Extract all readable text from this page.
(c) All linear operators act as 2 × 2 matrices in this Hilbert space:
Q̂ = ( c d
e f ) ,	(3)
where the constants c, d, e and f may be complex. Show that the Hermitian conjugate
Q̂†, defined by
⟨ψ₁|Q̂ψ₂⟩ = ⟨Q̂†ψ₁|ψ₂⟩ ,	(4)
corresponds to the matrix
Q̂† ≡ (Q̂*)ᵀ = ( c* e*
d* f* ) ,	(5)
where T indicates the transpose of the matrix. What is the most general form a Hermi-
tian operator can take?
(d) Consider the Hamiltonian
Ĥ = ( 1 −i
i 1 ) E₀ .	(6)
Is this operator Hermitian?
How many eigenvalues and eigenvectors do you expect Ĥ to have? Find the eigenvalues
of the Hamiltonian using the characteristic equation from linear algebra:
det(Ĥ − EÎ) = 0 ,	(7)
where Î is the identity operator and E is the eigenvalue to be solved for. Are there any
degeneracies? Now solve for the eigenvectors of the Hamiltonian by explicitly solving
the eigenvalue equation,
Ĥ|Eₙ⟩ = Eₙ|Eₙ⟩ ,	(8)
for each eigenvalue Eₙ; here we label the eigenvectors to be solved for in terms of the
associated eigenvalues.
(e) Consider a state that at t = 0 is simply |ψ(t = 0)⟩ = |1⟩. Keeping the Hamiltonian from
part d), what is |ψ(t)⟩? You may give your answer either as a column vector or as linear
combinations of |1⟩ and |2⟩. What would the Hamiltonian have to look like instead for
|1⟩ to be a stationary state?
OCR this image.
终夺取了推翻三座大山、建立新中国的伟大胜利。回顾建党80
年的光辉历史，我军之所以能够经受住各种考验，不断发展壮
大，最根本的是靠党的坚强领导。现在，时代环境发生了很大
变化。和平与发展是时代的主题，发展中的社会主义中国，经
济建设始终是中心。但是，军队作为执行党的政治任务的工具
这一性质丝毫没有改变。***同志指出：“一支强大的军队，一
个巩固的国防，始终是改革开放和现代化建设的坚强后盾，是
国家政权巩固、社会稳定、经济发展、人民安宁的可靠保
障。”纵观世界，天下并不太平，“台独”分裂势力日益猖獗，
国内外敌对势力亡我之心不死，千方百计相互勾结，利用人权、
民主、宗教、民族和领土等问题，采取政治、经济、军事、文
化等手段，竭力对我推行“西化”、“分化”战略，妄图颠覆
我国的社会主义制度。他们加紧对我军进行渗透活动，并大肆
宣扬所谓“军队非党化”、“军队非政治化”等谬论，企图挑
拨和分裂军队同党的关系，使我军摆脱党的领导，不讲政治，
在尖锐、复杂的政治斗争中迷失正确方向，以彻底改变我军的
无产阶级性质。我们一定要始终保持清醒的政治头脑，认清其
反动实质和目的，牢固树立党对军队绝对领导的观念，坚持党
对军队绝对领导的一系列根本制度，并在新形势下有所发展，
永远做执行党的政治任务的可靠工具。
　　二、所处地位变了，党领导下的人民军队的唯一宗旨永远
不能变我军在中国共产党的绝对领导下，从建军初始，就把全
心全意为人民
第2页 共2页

...

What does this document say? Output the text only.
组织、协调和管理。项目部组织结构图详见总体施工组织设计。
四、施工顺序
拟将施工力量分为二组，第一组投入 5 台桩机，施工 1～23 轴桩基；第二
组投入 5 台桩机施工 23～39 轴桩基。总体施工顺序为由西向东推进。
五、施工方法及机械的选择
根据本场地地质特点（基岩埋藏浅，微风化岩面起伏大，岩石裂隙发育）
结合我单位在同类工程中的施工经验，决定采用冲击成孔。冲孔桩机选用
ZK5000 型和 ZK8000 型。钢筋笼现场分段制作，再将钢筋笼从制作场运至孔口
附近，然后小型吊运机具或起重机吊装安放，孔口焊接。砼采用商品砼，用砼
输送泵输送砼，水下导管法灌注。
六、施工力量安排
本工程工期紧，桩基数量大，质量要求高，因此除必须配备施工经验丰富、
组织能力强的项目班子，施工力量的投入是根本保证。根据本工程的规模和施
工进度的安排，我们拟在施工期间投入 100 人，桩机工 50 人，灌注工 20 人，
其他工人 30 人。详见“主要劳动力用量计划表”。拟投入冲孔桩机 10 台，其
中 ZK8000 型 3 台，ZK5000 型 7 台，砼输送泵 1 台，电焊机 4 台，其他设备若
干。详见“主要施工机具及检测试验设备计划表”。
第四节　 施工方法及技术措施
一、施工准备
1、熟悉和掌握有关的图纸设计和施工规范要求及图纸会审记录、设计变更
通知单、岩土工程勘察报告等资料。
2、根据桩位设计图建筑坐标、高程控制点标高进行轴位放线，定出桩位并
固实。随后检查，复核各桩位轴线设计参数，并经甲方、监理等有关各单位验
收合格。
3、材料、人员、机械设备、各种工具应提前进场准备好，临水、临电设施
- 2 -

### Written task
From the entries, copy out each line containing the word "matrix".

### Reply to the exercise
corresponds to the matrix
where T indicates the transpose of the matrix. What is the most general form a Hermi-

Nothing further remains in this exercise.